= Sayfa metni =
26 Mayıs 2022 Perşembe

YENİDEN MERHABA 

Uzun bir ara daha vermişim ,hatta bu sayfanın varlığını unutmuşum ,nerden mi hatırladım ,instagramda ucan supurge festivalinden bahsediyordu ,bir anda kendimi burda buldum.

Geçen hafta yüz yogasına başladım ,perşembeleri derslerim var ,bugün yanak bölgesine çalıştık,oldukça keyifli bakalım düzenli yapıp ,sonuçlarını görebilecek miyim?Bu sefer kararlıyım ,

Yeni evimde bu hafta yalnızım ,annemler kendi evlerine geçtiler .

Başka neler yapıyorsun derseniz,telegramdan bir okuma grubuna katıldım ,iki aylık bir yarış son hızı ile sürüyor,okuma hızım 3 katına çıktı diyebilirim.Tabi bu kadar hızlı okuyup geçmek bazen rahasız ediyor .

Storytel de kullanmaya başladım ,güzel bir uygulama ama ben sanki kitaplara ihanet ediyor gibi hissediyorum ,yazlıkta daha çok işime yarayabilir ,çünkü belli sayıda kitap taşıyabilirim .

= Veri satırları =
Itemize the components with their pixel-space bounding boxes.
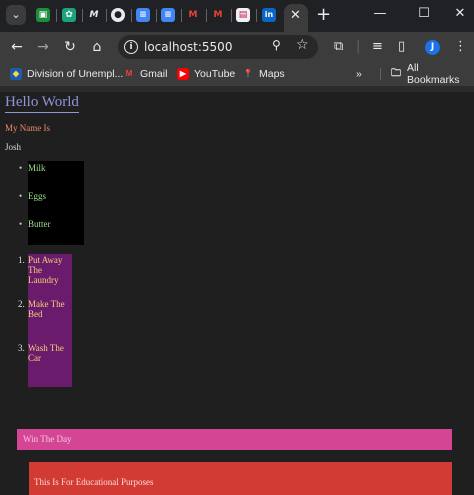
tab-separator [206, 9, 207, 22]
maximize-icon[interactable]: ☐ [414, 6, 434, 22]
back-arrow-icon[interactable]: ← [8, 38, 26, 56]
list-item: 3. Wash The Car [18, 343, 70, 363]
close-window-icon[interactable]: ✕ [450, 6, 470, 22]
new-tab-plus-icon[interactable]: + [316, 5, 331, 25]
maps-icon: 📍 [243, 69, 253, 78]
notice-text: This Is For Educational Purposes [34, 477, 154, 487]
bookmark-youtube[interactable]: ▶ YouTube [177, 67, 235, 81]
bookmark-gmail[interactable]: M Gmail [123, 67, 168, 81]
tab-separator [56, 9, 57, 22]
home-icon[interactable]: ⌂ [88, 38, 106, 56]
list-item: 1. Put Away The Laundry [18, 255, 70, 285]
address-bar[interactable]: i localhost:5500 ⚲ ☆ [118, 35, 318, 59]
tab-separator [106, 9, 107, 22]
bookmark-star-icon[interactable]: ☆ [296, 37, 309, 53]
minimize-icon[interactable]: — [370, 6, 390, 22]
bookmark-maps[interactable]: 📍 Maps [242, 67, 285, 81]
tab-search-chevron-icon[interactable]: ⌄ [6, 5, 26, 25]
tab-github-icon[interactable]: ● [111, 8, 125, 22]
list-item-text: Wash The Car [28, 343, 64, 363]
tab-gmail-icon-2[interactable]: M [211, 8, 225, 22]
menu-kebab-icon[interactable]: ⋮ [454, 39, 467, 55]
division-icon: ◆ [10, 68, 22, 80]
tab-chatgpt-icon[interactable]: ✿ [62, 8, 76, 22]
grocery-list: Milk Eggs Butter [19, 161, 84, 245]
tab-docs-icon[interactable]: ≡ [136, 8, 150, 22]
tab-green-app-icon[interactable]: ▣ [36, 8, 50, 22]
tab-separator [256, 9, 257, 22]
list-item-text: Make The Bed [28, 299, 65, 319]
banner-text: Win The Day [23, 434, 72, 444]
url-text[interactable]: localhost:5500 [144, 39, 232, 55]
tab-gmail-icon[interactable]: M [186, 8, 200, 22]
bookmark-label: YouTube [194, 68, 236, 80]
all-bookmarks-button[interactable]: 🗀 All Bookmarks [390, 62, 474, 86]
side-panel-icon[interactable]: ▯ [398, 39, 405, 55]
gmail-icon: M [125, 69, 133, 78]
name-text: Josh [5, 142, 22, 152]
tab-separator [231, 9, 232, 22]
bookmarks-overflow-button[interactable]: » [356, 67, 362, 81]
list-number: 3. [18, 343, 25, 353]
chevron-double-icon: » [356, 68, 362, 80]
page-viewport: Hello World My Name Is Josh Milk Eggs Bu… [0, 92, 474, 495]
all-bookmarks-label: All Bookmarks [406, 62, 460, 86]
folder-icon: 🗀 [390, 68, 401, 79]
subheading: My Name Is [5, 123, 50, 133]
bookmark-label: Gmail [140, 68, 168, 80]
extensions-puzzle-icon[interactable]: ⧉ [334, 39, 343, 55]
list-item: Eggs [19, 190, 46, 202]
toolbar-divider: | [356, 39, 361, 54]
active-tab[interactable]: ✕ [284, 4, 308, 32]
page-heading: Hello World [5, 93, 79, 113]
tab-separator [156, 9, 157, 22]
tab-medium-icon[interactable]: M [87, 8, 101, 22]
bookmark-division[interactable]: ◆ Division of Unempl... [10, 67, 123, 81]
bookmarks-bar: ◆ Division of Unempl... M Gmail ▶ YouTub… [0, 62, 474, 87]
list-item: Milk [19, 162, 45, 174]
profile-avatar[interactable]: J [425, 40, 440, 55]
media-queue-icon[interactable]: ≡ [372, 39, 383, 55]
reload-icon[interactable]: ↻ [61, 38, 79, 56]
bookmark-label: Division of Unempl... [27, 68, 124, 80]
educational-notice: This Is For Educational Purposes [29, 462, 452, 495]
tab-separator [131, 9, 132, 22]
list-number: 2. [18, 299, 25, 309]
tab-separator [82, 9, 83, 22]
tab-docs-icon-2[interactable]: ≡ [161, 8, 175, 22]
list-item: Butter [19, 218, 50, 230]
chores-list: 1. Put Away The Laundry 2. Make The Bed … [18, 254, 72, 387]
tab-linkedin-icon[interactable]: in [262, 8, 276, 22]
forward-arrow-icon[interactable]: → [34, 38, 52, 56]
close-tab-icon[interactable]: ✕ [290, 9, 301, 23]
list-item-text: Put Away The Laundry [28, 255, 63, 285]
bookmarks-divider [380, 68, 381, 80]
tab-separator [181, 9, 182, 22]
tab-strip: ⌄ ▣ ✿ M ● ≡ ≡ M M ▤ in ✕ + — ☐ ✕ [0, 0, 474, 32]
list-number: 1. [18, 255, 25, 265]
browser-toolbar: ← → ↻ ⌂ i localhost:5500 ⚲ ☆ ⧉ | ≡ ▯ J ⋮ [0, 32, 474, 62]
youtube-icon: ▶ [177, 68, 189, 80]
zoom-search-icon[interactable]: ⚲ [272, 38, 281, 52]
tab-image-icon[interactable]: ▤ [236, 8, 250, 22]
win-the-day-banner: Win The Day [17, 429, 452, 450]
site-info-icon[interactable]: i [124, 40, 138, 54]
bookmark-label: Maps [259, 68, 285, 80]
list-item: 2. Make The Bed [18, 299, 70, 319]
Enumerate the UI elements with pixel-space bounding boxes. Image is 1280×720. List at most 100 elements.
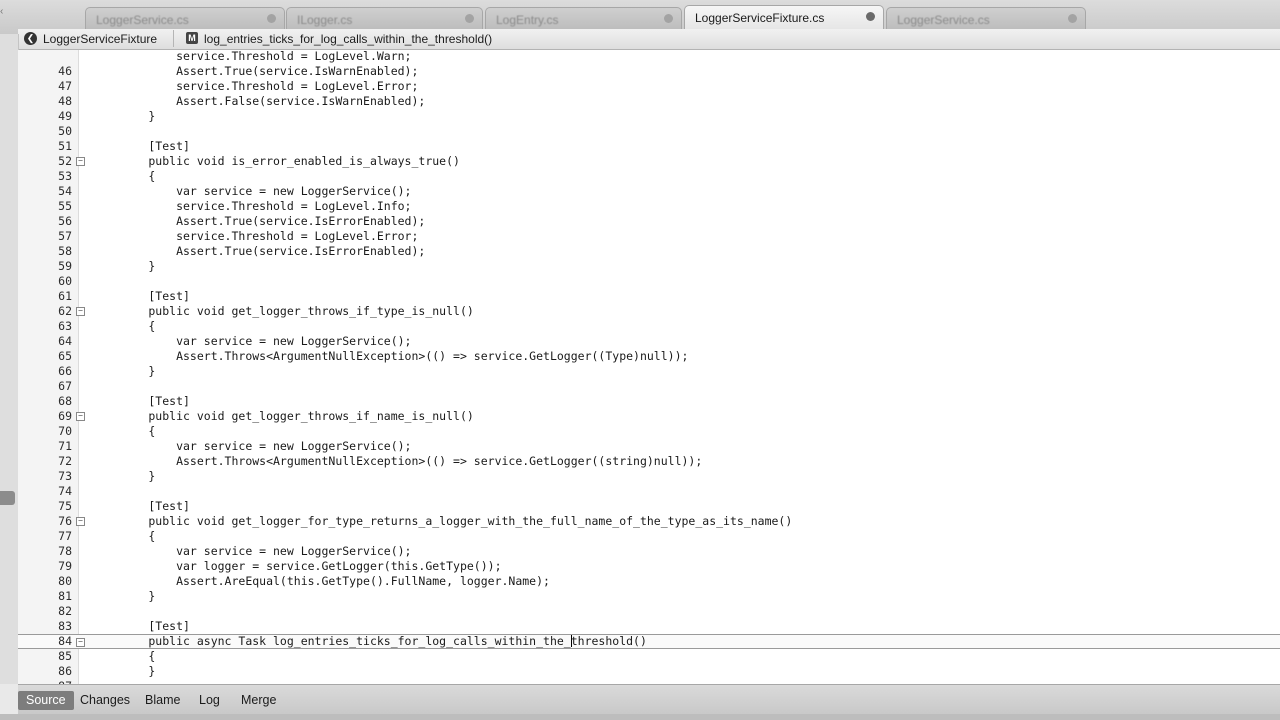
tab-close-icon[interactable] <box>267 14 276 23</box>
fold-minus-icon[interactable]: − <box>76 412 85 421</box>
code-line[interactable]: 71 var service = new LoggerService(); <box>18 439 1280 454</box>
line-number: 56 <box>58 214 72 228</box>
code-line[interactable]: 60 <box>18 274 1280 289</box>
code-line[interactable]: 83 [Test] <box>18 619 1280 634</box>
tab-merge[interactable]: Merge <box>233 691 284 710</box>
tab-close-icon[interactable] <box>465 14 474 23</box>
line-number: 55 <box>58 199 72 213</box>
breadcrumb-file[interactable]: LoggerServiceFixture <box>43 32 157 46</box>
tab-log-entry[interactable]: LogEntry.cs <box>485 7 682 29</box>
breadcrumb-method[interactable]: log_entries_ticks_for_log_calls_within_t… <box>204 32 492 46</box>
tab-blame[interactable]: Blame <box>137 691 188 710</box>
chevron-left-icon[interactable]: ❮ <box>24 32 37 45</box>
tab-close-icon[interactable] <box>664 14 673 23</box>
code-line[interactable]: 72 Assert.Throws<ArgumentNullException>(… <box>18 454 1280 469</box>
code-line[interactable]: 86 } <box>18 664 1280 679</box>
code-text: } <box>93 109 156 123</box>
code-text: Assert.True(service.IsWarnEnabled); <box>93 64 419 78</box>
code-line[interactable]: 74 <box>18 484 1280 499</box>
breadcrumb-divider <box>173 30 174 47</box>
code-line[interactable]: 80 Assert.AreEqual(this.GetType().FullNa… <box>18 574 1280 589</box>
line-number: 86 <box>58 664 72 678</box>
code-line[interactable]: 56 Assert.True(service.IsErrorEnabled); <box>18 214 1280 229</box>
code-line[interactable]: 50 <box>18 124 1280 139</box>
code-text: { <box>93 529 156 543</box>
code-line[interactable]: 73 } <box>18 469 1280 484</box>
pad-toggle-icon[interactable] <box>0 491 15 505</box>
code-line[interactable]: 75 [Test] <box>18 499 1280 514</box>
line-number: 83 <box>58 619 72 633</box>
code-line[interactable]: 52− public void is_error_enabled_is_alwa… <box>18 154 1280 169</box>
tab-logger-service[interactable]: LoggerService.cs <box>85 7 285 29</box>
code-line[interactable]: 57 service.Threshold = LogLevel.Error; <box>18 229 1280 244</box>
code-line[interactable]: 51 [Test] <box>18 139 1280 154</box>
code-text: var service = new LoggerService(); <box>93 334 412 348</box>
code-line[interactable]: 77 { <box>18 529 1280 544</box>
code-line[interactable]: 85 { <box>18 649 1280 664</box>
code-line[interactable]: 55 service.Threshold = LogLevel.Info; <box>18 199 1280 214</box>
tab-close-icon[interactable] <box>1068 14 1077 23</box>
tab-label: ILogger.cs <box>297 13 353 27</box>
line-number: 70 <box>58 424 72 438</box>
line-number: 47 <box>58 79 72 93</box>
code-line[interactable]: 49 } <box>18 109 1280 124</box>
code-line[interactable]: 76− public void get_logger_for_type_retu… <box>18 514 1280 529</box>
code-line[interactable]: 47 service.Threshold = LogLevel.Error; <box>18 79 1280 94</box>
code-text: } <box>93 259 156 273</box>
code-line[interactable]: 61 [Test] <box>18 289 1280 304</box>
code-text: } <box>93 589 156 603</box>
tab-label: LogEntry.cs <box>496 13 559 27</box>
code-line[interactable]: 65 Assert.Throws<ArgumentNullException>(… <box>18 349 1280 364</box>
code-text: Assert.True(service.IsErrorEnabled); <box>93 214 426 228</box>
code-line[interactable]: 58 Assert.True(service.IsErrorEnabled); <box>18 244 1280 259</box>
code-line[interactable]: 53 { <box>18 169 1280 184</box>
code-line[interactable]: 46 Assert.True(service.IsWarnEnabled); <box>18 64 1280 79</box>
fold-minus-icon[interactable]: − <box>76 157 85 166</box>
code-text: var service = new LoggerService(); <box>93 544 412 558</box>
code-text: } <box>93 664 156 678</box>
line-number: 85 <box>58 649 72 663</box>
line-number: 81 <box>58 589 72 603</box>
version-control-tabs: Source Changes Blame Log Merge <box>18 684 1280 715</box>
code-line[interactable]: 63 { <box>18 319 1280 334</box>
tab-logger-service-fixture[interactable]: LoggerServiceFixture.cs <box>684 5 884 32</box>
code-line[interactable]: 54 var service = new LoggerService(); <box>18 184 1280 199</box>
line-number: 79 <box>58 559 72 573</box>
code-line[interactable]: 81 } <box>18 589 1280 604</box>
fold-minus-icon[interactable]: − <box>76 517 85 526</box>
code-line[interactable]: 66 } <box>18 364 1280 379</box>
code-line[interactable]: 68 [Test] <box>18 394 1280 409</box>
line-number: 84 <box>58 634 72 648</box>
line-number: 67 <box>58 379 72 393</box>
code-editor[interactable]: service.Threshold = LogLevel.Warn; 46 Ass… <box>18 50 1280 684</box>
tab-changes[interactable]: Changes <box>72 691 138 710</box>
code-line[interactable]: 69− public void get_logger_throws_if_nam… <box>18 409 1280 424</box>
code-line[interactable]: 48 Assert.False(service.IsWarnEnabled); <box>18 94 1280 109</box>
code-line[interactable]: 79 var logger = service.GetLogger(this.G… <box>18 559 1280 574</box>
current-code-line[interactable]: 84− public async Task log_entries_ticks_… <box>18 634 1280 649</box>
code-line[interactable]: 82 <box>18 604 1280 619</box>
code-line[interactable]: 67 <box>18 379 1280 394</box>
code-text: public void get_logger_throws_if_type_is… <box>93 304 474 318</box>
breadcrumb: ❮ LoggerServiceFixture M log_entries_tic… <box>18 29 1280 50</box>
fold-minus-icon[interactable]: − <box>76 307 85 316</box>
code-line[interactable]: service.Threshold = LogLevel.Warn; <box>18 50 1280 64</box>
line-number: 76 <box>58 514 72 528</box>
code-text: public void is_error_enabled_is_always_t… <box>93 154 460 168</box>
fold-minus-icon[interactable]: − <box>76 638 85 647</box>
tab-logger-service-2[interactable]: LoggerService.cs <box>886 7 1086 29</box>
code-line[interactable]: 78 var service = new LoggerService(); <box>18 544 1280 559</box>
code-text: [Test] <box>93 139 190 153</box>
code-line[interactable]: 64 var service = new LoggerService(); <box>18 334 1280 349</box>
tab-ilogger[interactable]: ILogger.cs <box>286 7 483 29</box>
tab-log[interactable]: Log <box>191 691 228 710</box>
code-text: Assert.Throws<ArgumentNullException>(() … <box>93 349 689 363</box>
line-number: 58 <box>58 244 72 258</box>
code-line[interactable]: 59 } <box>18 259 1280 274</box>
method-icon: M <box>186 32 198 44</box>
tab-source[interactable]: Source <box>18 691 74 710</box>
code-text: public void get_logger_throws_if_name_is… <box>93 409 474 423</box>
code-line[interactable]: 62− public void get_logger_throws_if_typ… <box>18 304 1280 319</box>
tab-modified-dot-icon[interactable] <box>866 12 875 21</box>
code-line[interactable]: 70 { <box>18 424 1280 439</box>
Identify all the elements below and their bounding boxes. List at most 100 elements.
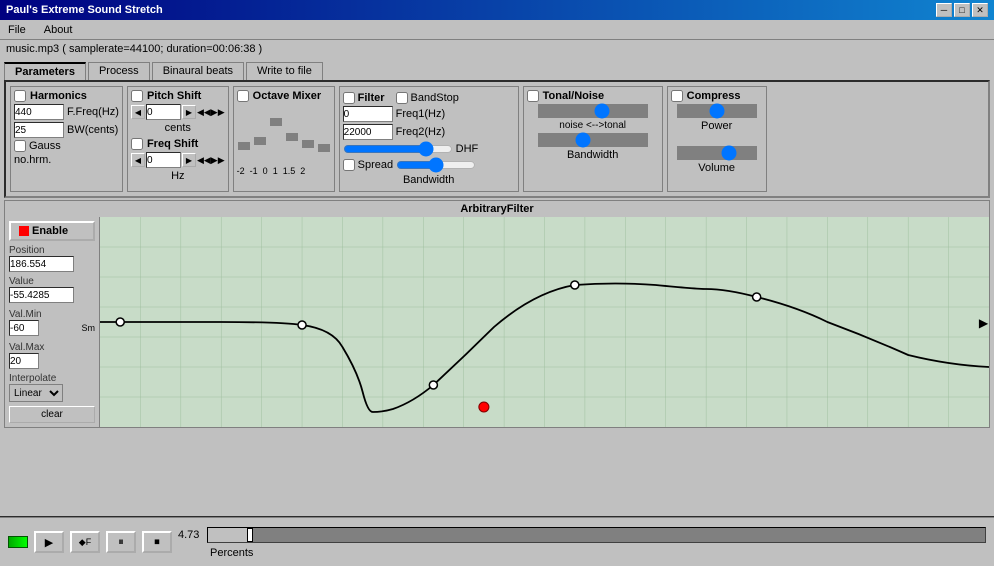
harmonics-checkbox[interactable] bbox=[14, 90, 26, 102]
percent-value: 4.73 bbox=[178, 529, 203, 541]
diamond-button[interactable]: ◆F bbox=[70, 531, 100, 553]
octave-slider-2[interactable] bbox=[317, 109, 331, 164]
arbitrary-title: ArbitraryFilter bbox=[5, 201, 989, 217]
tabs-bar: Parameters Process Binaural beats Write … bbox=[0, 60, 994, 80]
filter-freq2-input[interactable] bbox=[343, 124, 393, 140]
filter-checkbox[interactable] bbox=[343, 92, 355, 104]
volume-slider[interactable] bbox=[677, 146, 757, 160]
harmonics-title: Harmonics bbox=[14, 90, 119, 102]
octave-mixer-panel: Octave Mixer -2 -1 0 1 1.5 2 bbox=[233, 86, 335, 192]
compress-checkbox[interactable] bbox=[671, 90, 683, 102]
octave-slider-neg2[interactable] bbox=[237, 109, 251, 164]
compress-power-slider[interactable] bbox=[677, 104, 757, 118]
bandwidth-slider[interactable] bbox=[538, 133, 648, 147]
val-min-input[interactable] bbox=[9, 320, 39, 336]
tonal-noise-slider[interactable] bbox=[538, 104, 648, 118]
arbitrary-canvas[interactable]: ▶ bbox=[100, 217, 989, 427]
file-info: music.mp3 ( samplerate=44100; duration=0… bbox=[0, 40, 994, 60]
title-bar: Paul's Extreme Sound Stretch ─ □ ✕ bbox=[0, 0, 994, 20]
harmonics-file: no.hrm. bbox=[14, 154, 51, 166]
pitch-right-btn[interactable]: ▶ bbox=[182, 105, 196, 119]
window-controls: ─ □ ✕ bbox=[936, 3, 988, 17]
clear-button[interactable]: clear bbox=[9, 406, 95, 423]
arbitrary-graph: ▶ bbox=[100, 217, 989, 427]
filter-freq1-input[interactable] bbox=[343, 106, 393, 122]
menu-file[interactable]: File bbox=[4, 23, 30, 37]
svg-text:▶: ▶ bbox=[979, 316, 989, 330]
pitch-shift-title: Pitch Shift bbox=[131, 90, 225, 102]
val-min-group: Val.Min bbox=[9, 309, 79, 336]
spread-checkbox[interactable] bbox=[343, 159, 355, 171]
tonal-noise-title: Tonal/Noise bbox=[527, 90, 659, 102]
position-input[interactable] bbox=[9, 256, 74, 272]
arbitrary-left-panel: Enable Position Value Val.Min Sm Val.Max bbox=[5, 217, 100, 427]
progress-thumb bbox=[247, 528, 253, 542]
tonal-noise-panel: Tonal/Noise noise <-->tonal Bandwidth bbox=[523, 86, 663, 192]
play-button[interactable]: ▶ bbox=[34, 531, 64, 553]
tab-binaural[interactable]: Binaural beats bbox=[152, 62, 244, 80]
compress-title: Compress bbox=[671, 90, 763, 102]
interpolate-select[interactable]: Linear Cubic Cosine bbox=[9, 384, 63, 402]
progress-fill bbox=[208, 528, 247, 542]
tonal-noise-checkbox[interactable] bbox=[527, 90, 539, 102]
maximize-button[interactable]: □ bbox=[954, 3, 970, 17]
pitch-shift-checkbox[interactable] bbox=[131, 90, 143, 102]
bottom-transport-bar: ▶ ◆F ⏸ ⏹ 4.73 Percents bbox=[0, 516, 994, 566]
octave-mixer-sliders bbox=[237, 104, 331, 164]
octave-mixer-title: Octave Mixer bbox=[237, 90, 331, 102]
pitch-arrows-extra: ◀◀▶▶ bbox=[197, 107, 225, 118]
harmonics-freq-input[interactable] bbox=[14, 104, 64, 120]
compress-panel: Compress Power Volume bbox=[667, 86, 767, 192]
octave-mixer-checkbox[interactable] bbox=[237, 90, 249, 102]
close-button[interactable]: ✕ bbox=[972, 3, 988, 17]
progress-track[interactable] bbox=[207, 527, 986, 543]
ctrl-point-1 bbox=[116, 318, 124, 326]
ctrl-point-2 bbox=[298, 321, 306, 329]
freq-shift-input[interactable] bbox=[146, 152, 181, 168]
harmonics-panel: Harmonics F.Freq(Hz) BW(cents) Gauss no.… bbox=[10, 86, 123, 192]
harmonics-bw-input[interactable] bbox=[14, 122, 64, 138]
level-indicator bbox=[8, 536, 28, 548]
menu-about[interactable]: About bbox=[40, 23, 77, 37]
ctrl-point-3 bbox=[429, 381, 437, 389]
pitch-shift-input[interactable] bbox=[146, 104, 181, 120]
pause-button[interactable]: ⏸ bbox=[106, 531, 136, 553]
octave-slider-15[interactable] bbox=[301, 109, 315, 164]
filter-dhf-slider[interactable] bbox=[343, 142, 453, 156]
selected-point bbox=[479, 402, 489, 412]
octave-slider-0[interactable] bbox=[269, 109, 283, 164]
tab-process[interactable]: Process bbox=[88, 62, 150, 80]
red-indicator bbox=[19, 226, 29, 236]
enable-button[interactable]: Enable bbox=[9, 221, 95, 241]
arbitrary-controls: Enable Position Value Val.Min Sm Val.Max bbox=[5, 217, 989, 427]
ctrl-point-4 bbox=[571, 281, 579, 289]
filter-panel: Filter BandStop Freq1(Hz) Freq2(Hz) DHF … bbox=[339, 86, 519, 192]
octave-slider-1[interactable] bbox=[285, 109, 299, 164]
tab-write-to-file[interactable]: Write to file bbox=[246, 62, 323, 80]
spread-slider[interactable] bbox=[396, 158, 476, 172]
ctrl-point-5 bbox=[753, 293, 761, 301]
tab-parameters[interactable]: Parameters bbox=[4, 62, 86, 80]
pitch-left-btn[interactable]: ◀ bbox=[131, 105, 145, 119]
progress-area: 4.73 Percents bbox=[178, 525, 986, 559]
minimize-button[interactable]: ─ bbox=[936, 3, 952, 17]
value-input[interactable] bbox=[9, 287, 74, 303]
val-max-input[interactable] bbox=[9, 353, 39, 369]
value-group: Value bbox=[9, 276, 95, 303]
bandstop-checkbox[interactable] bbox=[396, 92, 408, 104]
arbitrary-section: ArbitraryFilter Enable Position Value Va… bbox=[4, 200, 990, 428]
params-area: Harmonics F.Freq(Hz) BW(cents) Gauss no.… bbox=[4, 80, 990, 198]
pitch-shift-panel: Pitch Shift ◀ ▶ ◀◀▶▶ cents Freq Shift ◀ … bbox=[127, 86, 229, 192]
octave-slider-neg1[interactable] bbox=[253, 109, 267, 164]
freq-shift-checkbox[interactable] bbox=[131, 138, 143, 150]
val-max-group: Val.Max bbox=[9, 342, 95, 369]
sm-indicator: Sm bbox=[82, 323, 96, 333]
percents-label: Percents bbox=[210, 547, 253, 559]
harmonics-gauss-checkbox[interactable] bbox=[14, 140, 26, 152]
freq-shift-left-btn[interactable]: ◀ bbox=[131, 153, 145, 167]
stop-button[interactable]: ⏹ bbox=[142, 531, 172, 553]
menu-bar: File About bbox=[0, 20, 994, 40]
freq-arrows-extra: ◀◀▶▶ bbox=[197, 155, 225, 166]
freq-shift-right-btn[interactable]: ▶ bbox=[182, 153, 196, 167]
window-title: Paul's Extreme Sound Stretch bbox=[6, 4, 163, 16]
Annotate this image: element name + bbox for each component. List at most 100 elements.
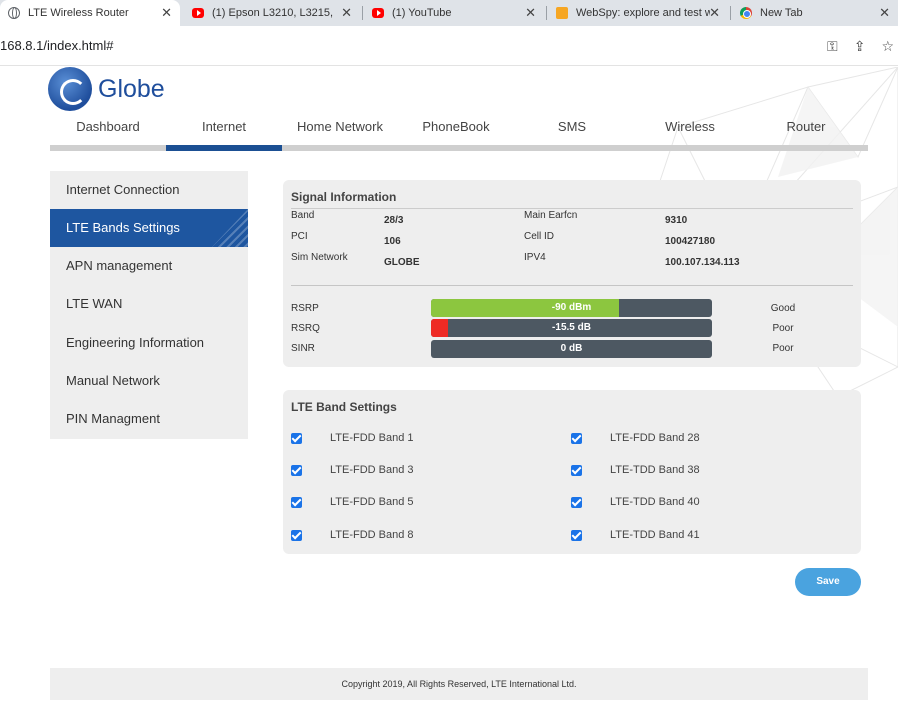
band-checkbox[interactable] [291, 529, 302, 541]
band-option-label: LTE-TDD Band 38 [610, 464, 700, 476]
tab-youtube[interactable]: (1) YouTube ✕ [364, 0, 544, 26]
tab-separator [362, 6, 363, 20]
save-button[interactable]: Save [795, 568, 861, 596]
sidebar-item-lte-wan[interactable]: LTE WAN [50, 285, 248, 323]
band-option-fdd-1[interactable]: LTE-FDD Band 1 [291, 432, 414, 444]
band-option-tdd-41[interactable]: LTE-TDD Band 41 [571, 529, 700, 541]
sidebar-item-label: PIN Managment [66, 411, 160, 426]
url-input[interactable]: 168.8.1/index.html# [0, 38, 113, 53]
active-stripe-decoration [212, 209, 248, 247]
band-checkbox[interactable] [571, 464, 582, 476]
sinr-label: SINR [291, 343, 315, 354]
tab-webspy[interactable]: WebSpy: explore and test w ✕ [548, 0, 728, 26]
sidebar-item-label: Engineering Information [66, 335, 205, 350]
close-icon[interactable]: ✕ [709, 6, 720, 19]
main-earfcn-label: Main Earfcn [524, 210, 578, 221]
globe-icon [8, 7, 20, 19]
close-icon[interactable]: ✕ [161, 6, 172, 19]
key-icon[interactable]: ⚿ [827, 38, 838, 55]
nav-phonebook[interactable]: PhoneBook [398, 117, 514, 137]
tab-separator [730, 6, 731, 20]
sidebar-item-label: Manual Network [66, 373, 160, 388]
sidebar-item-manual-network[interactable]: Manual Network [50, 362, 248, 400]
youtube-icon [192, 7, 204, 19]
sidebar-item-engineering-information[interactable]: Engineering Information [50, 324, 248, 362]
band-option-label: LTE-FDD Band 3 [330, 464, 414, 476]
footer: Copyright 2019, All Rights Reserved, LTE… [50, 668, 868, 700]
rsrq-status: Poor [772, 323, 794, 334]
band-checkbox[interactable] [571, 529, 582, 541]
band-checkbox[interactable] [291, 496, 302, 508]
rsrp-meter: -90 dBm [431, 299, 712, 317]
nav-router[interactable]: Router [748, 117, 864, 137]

= Yapılacak iş =
Yazıda "Storytel de kullanmaya" ile başlayıp "kitap taşıyabilirim ." ile biten bölümü düzenle, "yazlıkta" yerine "tatilde" koyarak yeniden yaz.

= Görevin çözümü =
Storytel de kullanmaya başladım ,güzel bir uygulama ama ben sanki kitaplara ihanet ediyor gibi hissediyorum ,tatilde daha çok işime yarayabilir ,çünkü belli sayıda kitap taşıyabilirim .